EXTRACTED TEXT »
Here is a good website for stadium news:

http://www.fieldofschemes.com/

GoSox2K3
01-11-2006, 10:39 AM
I'm fairly sure that SBC (or whatever it's called this week) in SF was privately financed.

ok, bad example - it's the only privately financed baseball stadium since 1962. :redface:

Fenway
01-11-2006, 10:42 AM
Angelos is a huge power broker in DC you can be sure he is behind the curtain especially after seeing how well the Nats drew in RFK

GoSox2K3
01-11-2006, 10:42 AM
Well I regret we spent hundreds of millions on Soldier Field and if this was put up to a vote of Chicago voters it, like most stadium referendum placed in front of voters, would have failed...../ (http://www.fieldofschemes.com/)

I don't know if that's a fair comparison since we spent all that money on Soldier Field for all of 8 games a year while baseball teams play 81 home games a year.

RichFitztightly
01-11-2006, 12:15 PM
ok, bad example - it's the only privately financed baseball stadium since 1962. :redface:

I'm pretty sure the Patriot's new stadium was privately funded as well.

Fenway
01-11-2006, 12:17 PM
I'm pretty sure the Patriot's new stadium was privately funded as well.

It was and the Krafts did NOT make season ticket holders buy PSL's

(so it cost $35 to park)

wdelaney72
01-11-2006, 01:23 PM
It was and the Krafts did NOT make season ticket holders buy PSL's

(so it cost $35 to park)

RECORDED INFORMATION »
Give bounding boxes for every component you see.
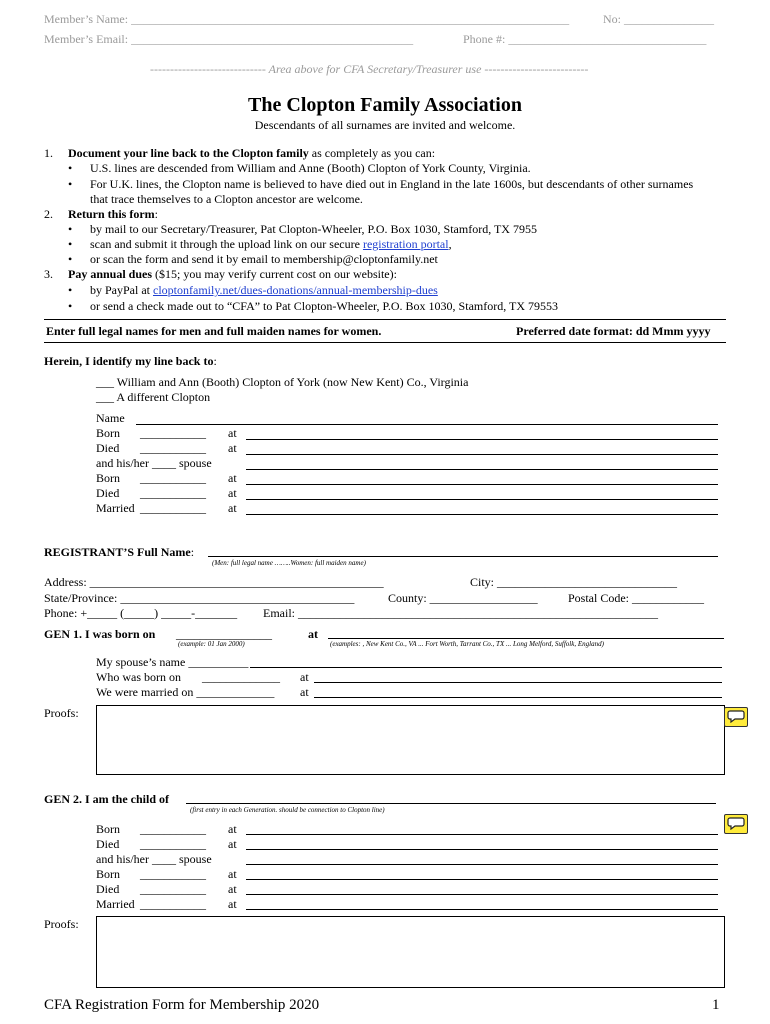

---

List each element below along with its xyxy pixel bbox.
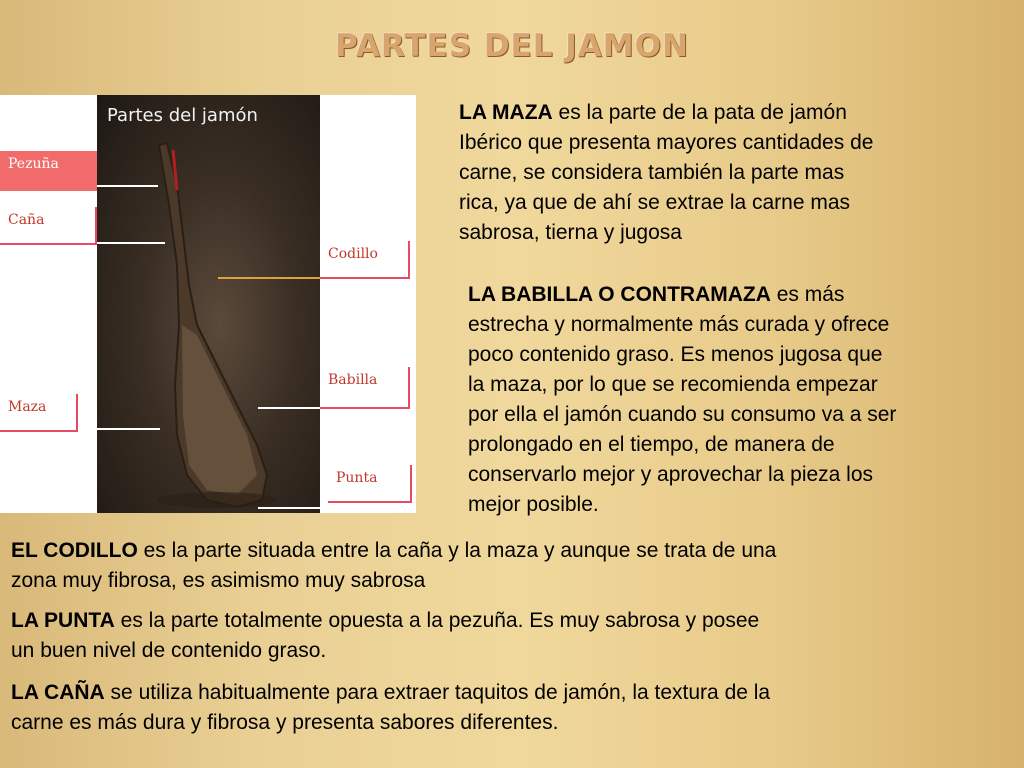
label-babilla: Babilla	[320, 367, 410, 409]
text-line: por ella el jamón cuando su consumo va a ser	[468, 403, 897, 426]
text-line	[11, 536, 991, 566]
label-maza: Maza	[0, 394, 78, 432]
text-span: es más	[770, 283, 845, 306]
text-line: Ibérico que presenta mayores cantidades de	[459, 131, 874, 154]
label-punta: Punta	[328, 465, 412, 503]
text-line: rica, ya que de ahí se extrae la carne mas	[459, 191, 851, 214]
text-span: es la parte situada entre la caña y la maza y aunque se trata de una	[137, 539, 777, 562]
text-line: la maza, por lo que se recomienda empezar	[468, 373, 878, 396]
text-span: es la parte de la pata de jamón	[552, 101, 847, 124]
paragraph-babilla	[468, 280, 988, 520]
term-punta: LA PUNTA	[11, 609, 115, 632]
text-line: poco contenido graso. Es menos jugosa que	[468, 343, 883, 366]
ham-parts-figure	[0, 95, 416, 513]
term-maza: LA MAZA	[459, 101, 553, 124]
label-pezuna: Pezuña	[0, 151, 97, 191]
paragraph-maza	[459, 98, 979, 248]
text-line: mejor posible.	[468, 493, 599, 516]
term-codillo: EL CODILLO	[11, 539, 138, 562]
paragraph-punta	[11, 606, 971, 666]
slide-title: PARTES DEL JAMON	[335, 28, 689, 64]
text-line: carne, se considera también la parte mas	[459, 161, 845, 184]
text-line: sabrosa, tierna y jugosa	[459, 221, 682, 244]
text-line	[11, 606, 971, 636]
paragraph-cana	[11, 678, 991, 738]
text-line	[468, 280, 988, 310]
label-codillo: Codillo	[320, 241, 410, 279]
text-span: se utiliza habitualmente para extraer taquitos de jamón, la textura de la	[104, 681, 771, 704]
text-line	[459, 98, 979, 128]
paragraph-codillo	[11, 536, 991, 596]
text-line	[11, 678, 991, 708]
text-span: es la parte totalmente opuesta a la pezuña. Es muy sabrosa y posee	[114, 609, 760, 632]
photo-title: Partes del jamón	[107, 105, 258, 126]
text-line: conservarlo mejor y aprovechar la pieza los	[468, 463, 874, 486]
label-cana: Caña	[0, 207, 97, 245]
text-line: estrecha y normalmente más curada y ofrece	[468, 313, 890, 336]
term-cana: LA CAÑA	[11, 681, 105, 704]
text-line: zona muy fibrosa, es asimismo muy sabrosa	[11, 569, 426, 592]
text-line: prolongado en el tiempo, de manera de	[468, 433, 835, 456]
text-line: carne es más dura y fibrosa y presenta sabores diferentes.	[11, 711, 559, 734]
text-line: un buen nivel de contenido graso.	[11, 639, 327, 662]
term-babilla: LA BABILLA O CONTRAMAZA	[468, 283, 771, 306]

==

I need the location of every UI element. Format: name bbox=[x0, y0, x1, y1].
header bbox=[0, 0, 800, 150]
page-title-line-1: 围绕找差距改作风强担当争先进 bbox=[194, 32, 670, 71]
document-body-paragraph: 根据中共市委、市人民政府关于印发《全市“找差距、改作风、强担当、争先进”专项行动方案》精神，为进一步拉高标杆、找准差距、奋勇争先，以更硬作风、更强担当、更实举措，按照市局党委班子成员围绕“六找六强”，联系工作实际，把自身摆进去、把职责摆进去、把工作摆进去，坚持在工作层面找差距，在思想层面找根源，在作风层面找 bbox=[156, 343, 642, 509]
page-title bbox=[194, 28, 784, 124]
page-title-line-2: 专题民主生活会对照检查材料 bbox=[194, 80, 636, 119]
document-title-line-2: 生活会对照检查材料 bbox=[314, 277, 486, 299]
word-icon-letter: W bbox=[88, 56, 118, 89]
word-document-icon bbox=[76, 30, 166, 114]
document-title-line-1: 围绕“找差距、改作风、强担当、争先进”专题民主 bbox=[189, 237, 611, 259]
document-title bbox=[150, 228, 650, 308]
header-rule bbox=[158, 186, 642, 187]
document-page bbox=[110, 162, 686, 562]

THE TASKS »
1) According to the stadium forum thread, how much did it cost to park at the Patriots' new stadium?
2) Please report every line of the records that contains the string "element". Case counts.

ANSWERS PROVIDED »
1) It cost $35 to park.

2)
List each element below along with its xyxy pixel bbox.
I need the location of every UI element. Format: name bbox=[x0, y0, x1, y1].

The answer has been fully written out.